***** Material shown

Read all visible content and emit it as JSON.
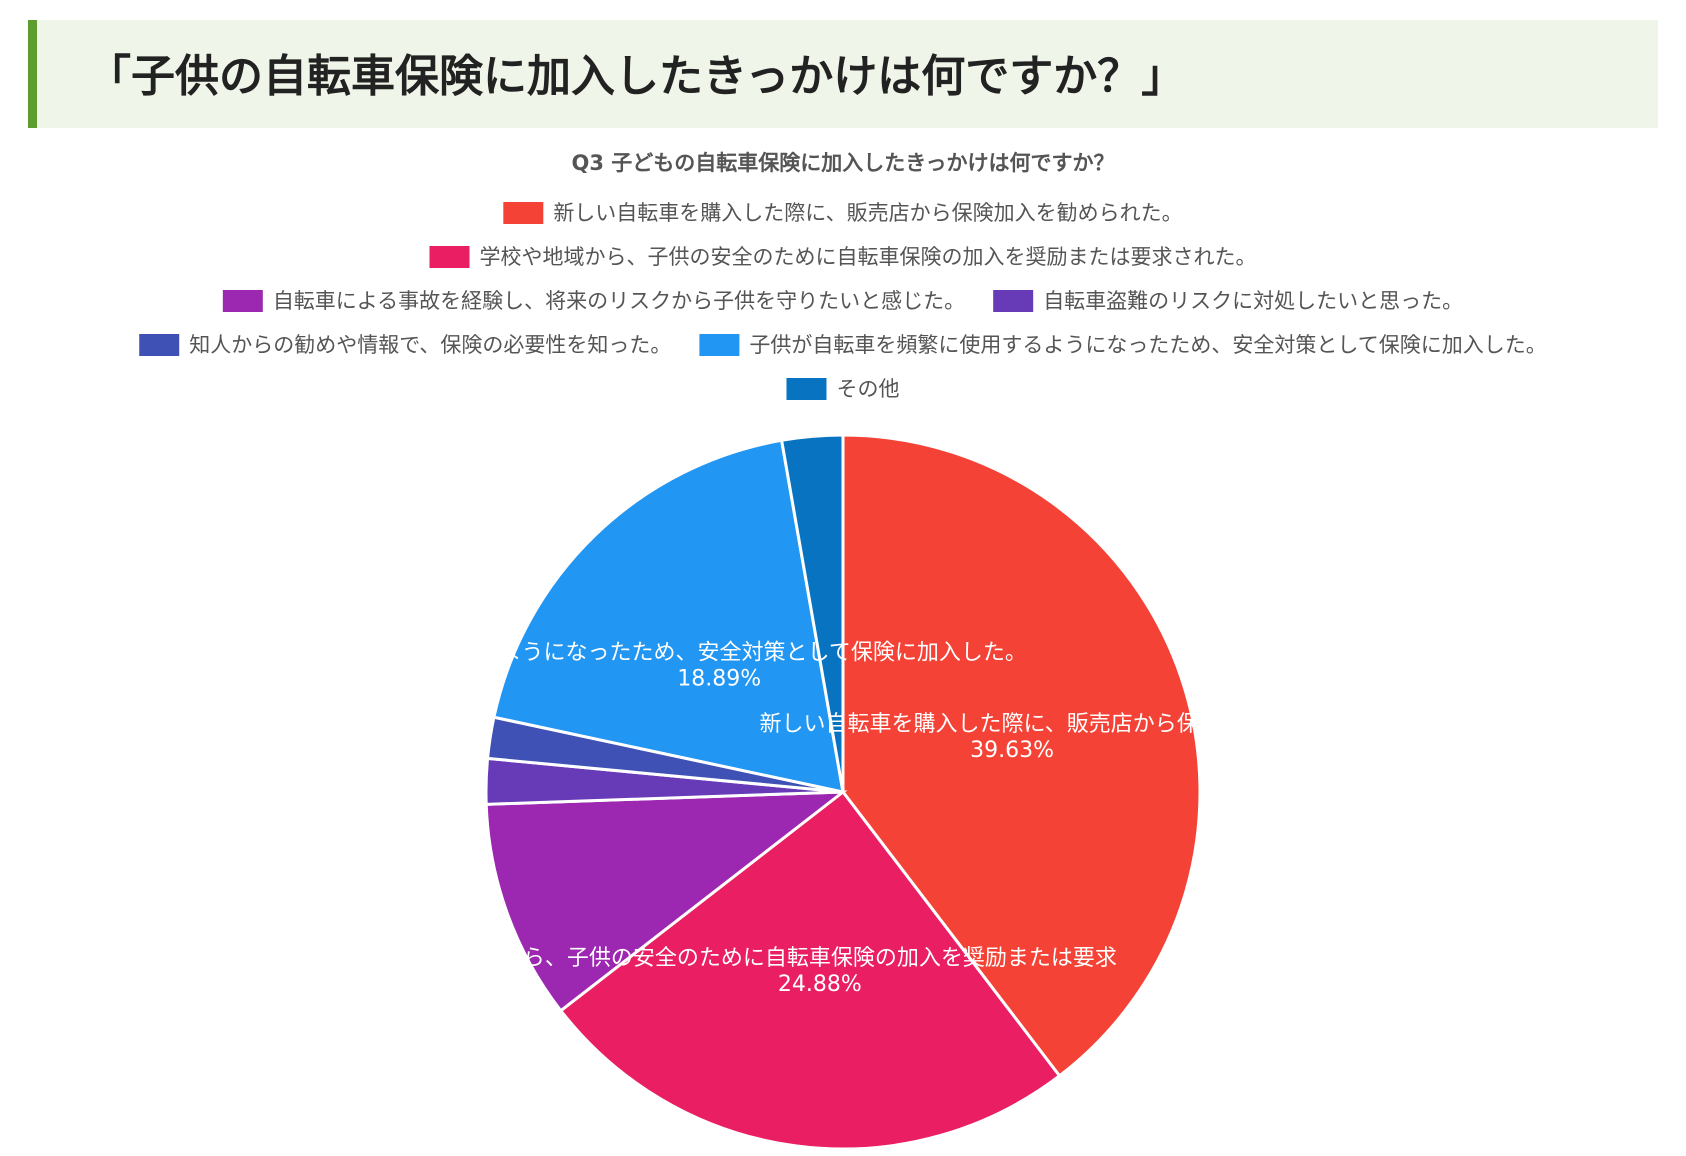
{
  "heading": {
    "title": "「子供の自転車保険に加入したきっかけは何ですか？」"
  },
  "chart_data": {
    "type": "pie",
    "title": "Q3 子どもの自転車保険に加入したきっかけは何ですか？",
    "legend_position": "top",
    "slices": [
      {
        "label": "新しい自転車を購入した際に、販売店から保険加入を勧められた。",
        "value": 39.63,
        "display": "39.63%",
        "color": "#f44336",
        "slice_text": "新しい自転車を購入した際に、販売店から保険加入"
      },
      {
        "label": "学校や地域から、子供の安全のために自転車保険の加入を奨励または要求された。",
        "value": 24.88,
        "display": "24.88%",
        "color": "#e91e63",
        "slice_text": "ら、子供の安全のために自転車保険の加入を奨励または要求"
      },
      {
        "label": "自転車による事故を経験し、将来のリスクから子供を守りたいと感じた。",
        "value": 9.94,
        "display": "",
        "color": "#9c27b0",
        "slice_text": ""
      },
      {
        "label": "自転車盗難のリスクに対処したいと思った。",
        "value": 2.05,
        "display": "",
        "color": "#673ab7",
        "slice_text": ""
      },
      {
        "label": "知人からの勧めや情報で、保険の必要性を知った。",
        "value": 1.86,
        "display": "",
        "color": "#3f51b5",
        "slice_text": ""
      },
      {
        "label": "子供が自転車を頻繁に使用するようになったため、安全対策として保険に加入した。",
        "value": 18.89,
        "display": "18.89%",
        "color": "#2196f3",
        "slice_text": "使用するようになったため、安全対策として保険に加入した。"
      },
      {
        "label": "その他",
        "value": 2.75,
        "display": "",
        "color": "#0874c1",
        "slice_text": ""
      }
    ]
  }
}
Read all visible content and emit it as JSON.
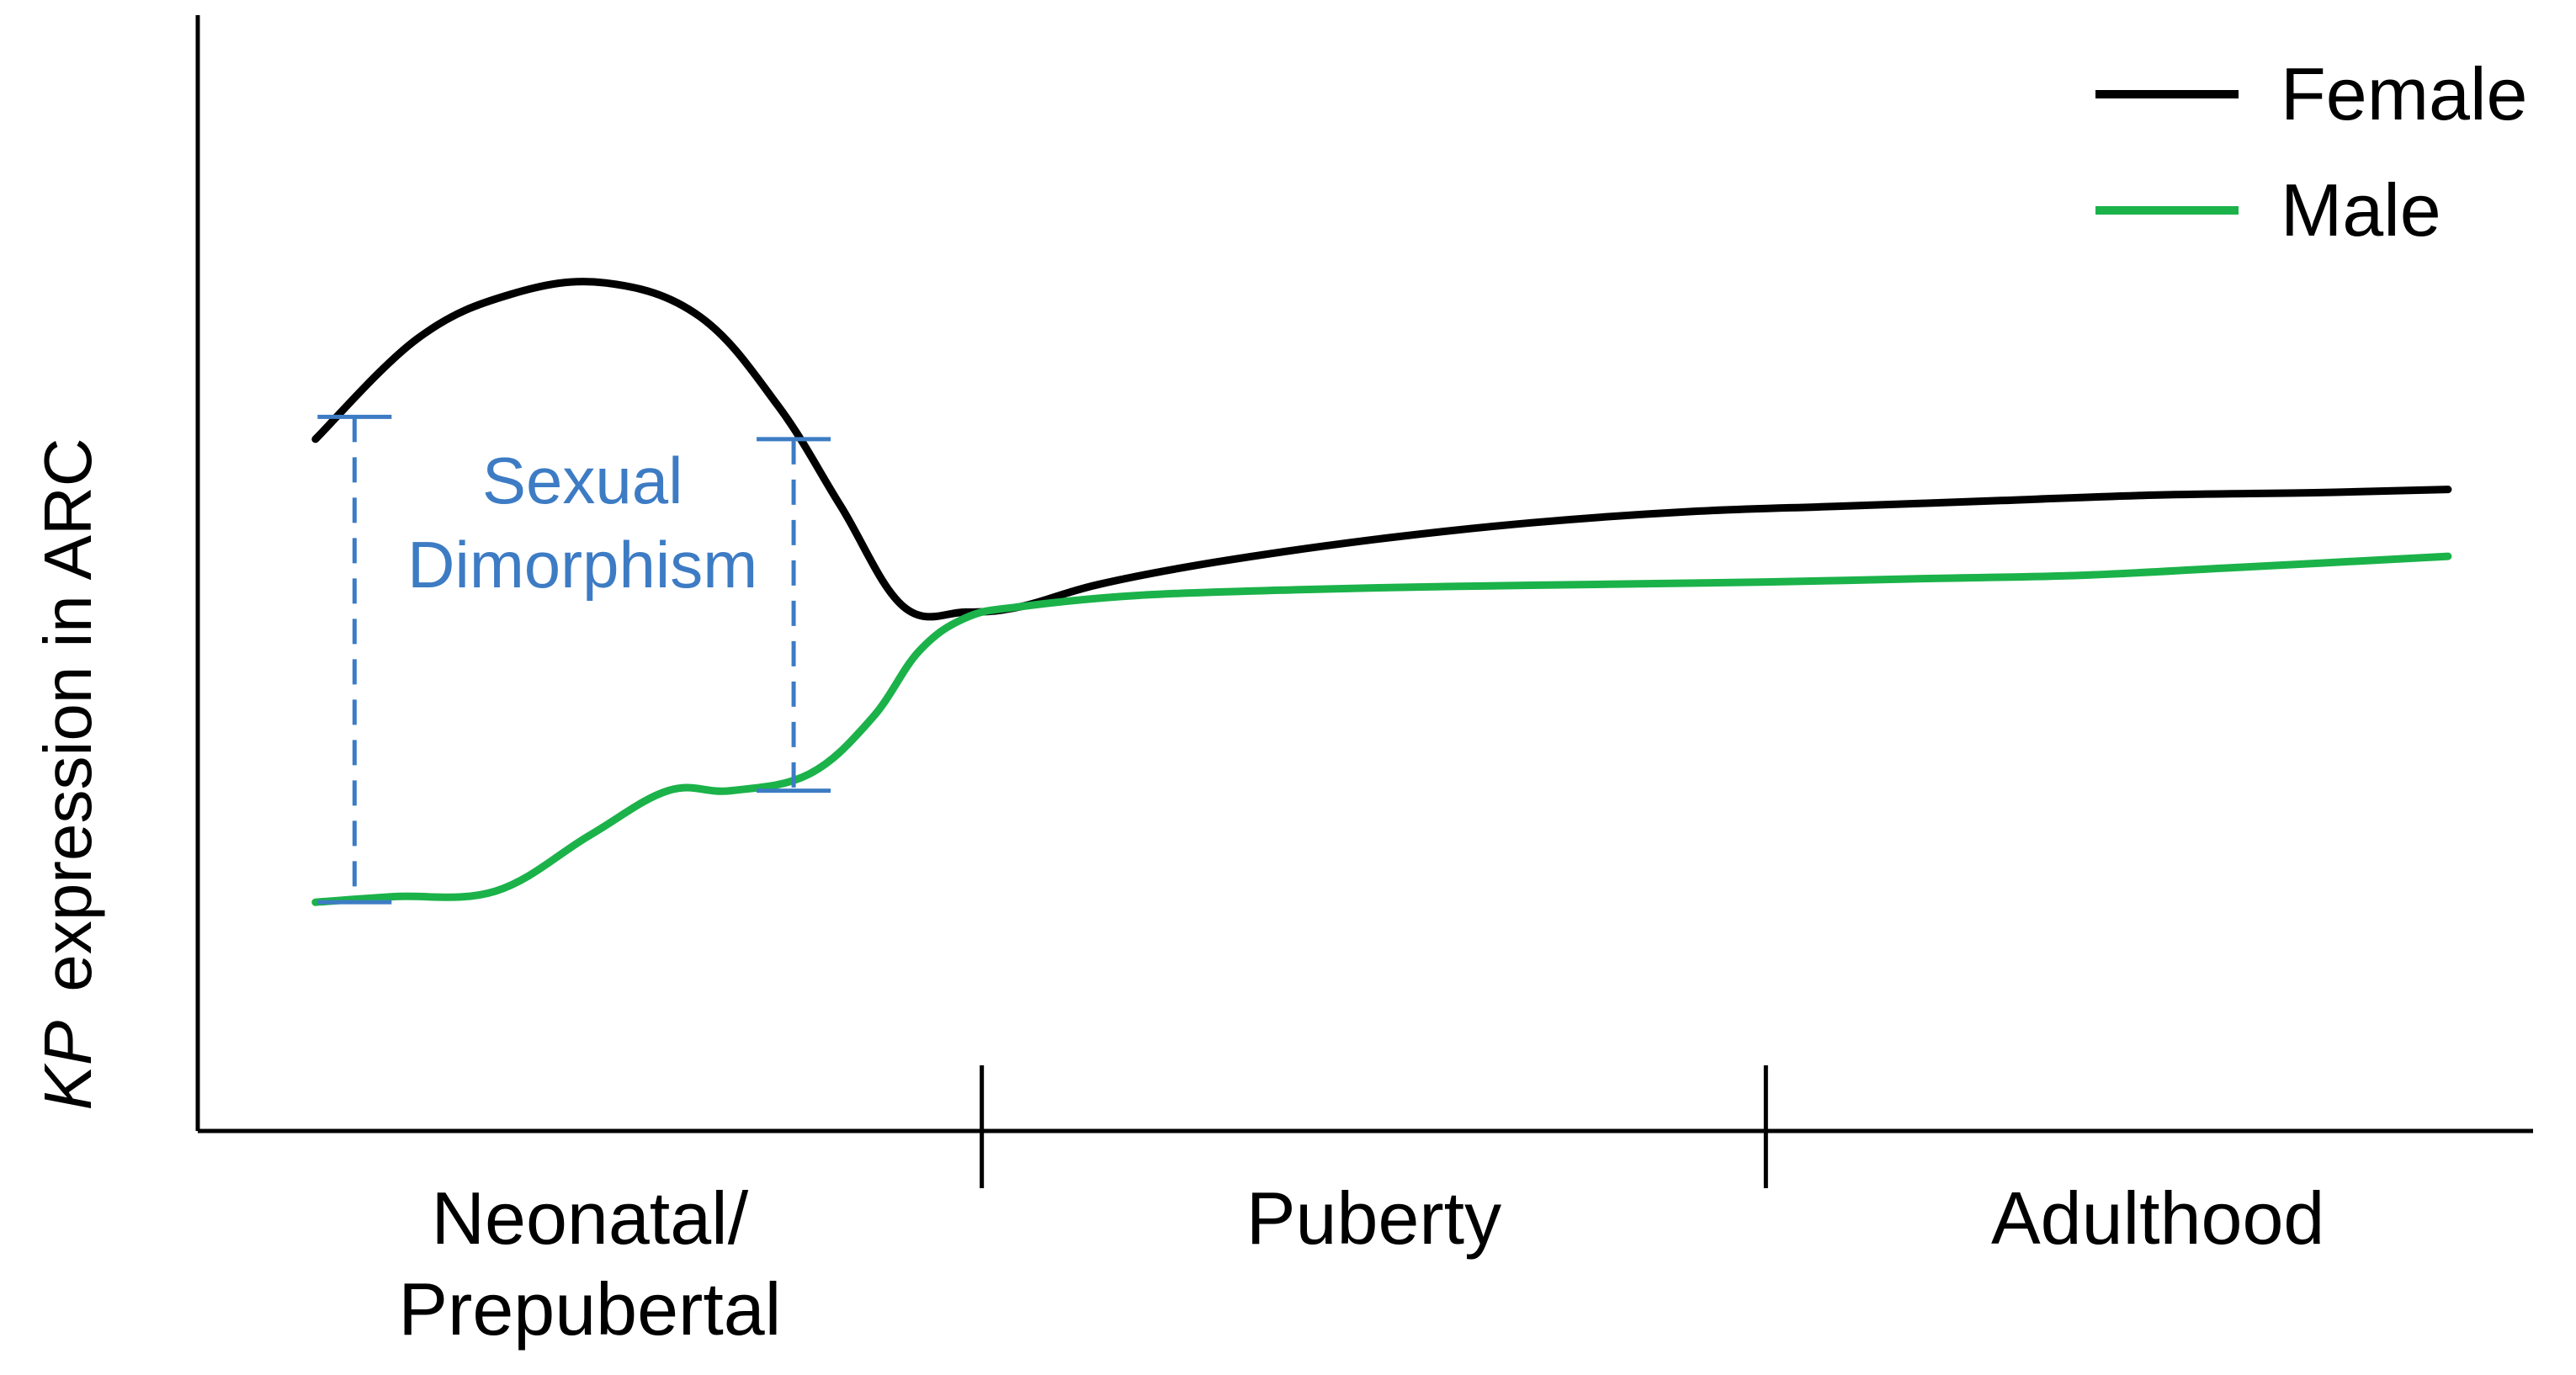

**********

**What needs to be done**
Reproduce all of the data exactly, omitting each picture it holds.

**Answer to the problem**
Read all visible content and emit it as JSON.
{
  "heading": {
    "title": "「子供の自転車保険に加入したきっかけは何ですか？」"
  },
  "chart_data": {
    "type": "pie",
    "title": "Q3 子どもの自転車保険に加入したきっかけは何ですか？",
    "legend_position": "top",
    "slices": [
      {
        "label": "新しい自転車を購入した際に、販売店から保険加入を勧められた。",
        "value": 39.63,
        "display": "39.63%",
        "color": "#f44336",
        "slice_text": "新しい自転車を購入した際に、販売店から保険加入"
      },
      {
        "label": "学校や地域から、子供の安全のために自転車保険の加入を奨励または要求された。",
        "value": 24.88,
        "display": "24.88%",
        "color": "#e91e63",
        "slice_text": "ら、子供の安全のために自転車保険の加入を奨励または要求"
      },
      {
        "label": "自転車による事故を経験し、将来のリスクから子供を守りたいと感じた。",
        "value": 9.94,
        "display": "",
        "color": "#9c27b0",
        "slice_text": ""
      },
      {
        "label": "自転車盗難のリスクに対処したいと思った。",
        "value": 2.05,
        "display": "",
        "color": "#673ab7",
        "slice_text": ""
      },
      {
        "label": "知人からの勧めや情報で、保険の必要性を知った。",
        "value": 1.86,
        "display": "",
        "color": "#3f51b5",
        "slice_text": ""
      },
      {
        "label": "子供が自転車を頻繁に使用するようになったため、安全対策として保険に加入した。",
        "value": 18.89,
        "display": "18.89%",
        "color": "#2196f3",
        "slice_text": "使用するようになったため、安全対策として保険に加入した。"
      },
      {
        "label": "その他",
        "value": 2.75,
        "display": "",
        "color": "#0874c1",
        "slice_text": ""
      }
    ]
  }
}
Read all visible content and emit it as JSON.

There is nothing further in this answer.